START Records provided

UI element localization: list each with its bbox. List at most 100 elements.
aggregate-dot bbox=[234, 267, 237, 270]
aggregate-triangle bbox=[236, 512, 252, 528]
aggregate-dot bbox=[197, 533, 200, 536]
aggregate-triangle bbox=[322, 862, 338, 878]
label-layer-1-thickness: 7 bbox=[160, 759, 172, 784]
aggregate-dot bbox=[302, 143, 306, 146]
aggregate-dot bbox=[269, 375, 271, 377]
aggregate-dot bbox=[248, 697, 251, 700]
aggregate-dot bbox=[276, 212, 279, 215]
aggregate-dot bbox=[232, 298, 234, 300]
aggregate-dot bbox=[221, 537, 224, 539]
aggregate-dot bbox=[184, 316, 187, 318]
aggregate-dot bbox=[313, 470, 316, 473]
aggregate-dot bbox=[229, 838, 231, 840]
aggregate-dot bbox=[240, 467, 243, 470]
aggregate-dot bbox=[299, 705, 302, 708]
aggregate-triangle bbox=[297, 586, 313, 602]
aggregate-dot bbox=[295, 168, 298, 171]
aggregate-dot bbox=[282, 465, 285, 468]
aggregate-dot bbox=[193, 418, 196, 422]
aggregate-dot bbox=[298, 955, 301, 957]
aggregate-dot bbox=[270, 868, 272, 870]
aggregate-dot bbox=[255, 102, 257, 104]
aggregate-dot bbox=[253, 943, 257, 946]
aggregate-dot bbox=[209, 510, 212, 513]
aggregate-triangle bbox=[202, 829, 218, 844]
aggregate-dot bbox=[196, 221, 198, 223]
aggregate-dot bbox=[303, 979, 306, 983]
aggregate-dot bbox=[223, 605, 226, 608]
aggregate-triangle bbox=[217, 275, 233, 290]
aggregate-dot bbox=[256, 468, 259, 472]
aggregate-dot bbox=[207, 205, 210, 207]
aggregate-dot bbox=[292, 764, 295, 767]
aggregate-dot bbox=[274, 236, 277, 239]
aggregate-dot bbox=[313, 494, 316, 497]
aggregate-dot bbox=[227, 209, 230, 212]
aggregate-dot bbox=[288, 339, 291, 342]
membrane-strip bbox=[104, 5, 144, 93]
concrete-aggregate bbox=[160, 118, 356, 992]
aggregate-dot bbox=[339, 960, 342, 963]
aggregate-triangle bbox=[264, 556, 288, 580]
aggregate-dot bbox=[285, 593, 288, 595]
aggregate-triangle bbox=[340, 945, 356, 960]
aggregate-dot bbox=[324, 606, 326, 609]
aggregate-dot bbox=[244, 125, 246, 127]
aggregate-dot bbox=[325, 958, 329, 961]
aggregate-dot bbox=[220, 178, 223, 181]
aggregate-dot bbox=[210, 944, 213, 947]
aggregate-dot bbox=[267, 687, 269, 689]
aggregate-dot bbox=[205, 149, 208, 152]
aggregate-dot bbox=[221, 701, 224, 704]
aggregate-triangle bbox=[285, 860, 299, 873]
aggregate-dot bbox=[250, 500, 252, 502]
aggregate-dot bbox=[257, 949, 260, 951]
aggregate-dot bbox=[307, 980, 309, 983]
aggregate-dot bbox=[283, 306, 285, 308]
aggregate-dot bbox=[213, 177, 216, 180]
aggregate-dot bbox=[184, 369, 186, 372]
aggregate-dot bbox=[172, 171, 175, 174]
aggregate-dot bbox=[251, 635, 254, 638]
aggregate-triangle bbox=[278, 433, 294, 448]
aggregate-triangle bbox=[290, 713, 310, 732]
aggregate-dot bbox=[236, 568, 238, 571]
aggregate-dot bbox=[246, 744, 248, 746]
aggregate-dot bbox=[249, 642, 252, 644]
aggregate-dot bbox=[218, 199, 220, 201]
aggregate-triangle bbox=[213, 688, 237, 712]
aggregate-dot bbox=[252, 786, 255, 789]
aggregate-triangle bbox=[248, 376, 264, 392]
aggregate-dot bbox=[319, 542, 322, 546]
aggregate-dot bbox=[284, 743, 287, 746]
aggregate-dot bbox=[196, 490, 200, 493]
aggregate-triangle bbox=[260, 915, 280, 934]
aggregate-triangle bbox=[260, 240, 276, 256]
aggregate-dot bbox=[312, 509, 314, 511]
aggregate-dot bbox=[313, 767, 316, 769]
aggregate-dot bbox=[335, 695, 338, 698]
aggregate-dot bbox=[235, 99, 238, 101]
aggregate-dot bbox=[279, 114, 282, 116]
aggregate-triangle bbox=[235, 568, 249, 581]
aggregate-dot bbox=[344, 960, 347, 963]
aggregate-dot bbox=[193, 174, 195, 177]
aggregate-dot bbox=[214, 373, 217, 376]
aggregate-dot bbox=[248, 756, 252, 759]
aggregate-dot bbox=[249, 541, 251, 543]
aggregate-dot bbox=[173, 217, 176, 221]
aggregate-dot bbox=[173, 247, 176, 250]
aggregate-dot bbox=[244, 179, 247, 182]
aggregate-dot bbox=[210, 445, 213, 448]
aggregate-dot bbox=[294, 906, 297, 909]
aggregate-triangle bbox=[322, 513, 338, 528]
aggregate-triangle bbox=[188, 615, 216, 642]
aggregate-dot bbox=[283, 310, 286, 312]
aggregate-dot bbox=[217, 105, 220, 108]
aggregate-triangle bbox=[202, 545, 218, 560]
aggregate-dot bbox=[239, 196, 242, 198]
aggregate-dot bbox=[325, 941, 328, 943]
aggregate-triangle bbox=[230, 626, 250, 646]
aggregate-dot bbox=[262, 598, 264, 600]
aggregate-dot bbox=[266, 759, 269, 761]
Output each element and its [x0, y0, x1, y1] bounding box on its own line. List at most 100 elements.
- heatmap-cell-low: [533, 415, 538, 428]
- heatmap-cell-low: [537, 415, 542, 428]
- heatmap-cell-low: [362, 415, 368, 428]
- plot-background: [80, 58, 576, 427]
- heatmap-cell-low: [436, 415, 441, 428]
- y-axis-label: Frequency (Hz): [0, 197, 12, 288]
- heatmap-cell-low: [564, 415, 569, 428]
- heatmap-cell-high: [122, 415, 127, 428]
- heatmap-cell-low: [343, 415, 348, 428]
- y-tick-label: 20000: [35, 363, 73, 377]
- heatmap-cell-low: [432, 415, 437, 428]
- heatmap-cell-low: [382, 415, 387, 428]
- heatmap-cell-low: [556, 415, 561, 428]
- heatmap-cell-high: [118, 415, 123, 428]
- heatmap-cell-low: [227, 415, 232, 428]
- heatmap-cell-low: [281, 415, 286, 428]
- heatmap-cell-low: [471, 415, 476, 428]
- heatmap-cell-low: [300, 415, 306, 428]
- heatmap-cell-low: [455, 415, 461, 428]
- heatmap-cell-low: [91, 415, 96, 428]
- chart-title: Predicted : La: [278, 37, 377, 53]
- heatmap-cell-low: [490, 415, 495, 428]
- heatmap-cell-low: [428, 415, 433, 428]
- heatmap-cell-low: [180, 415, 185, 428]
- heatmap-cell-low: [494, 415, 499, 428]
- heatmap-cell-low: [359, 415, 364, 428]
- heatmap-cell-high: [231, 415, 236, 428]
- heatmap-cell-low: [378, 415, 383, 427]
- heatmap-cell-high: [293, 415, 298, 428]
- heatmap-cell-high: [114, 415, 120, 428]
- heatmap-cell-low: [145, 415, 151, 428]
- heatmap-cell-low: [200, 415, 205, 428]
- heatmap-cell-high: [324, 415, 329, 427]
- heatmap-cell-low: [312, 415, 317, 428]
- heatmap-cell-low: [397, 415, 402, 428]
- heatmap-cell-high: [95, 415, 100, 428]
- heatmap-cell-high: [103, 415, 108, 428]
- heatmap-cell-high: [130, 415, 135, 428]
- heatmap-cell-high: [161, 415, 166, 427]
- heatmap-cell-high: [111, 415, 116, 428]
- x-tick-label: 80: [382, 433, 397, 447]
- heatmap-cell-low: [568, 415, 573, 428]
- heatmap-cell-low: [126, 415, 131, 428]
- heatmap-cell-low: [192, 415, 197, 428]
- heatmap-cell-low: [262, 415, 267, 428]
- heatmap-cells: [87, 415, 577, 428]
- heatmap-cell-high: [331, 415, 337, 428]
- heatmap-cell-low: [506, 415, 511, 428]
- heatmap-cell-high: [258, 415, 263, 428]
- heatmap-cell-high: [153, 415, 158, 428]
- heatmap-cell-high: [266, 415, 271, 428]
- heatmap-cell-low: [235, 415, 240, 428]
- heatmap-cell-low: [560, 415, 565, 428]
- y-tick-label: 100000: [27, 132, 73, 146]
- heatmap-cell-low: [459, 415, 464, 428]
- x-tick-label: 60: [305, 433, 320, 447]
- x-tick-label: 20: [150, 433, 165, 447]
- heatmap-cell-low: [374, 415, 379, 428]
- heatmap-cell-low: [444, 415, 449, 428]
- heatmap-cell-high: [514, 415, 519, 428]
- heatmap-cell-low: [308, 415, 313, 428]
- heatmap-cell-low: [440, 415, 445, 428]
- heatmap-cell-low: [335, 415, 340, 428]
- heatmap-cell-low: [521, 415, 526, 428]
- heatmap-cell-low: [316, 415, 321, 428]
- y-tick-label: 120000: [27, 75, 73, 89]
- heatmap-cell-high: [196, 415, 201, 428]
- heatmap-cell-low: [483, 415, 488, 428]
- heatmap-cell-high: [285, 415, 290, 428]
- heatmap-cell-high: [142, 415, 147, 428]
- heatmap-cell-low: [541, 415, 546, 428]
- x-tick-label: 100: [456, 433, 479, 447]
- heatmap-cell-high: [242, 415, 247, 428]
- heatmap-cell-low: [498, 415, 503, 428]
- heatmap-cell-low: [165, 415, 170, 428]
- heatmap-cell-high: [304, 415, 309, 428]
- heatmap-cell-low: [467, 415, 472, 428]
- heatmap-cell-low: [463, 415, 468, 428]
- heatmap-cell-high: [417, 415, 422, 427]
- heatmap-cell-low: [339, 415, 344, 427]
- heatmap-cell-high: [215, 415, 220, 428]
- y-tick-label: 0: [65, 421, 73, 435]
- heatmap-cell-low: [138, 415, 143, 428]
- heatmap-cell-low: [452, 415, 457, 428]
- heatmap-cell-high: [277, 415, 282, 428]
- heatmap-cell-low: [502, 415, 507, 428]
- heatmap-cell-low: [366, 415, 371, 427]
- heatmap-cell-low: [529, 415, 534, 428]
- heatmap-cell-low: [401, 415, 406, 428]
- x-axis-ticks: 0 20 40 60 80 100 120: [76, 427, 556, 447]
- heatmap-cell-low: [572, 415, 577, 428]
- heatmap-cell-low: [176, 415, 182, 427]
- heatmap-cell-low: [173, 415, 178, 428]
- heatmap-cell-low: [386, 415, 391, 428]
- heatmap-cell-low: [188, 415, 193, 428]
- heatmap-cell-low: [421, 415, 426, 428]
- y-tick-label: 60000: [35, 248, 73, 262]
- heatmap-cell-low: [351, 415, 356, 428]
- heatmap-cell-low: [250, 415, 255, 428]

END Records provided

## Prompt
Reproduce the lines above word for word, starting at the very first line and ending at the line that contains "aggregate-dot bbox=[302, 143, 306, 146]", with both of those lines included.

## Correct answer
UI element localization: list each with its bbox. List at most 100 elements.
aggregate-dot bbox=[234, 267, 237, 270]
aggregate-triangle bbox=[236, 512, 252, 528]
aggregate-dot bbox=[197, 533, 200, 536]
aggregate-triangle bbox=[322, 862, 338, 878]
label-layer-1-thickness: 7 bbox=[160, 759, 172, 784]
aggregate-dot bbox=[302, 143, 306, 146]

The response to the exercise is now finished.